- _SHORT EXERCISE_: In the material below, identify each line bearing the word "Transitions". Reproduce those lines.

>> START

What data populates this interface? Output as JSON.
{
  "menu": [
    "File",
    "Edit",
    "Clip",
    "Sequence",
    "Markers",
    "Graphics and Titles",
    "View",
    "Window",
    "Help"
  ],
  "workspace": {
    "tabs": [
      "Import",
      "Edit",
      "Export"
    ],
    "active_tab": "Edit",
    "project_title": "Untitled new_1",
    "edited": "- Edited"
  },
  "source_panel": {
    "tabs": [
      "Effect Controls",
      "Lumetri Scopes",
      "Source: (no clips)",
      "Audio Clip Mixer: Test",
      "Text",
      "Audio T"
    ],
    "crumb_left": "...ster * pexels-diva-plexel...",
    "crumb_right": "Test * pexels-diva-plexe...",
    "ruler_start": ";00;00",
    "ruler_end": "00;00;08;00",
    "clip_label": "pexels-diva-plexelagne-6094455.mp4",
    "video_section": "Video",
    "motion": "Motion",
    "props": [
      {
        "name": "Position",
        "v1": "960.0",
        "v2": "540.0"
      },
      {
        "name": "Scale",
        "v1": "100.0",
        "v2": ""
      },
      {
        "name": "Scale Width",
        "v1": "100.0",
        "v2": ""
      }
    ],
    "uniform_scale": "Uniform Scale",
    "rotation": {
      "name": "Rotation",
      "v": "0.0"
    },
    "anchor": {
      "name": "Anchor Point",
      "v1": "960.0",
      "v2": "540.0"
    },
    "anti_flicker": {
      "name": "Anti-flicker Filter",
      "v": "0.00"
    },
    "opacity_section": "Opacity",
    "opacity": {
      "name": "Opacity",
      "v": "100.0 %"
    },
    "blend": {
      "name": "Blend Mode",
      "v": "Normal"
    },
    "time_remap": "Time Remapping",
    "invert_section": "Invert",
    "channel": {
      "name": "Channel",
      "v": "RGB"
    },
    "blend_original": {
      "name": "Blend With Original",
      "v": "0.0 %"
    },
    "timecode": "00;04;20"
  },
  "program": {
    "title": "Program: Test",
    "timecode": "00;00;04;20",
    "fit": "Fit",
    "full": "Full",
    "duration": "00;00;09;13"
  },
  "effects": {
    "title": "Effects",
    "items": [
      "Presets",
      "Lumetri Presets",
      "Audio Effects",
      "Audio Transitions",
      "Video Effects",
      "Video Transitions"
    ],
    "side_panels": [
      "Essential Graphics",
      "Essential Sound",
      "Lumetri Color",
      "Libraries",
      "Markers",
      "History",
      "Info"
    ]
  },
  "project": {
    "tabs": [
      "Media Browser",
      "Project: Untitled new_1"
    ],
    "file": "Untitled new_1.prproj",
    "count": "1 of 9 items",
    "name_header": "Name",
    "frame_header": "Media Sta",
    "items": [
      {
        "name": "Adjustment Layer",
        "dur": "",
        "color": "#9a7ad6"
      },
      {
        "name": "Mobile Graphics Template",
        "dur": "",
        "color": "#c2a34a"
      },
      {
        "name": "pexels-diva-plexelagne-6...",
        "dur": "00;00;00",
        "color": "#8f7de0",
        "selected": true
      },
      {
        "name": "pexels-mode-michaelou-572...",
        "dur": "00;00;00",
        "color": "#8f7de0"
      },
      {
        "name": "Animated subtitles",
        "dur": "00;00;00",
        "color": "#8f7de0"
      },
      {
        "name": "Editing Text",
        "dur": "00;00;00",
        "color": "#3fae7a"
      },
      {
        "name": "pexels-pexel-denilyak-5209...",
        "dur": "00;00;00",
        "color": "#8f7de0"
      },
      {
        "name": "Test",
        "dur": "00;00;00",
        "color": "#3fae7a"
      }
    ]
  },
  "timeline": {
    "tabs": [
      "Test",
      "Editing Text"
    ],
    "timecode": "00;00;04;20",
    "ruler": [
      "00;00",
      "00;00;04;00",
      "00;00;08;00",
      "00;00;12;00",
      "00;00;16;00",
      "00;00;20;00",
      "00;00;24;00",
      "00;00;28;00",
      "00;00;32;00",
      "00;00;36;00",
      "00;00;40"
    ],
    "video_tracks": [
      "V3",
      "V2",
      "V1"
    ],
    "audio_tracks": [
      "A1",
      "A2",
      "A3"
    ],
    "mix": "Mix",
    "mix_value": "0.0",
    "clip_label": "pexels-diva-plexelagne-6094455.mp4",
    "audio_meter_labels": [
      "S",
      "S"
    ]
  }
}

>> END

- _WRITTEN RESPONSE_:
      "Audio Transitions",
      "Video Transitions"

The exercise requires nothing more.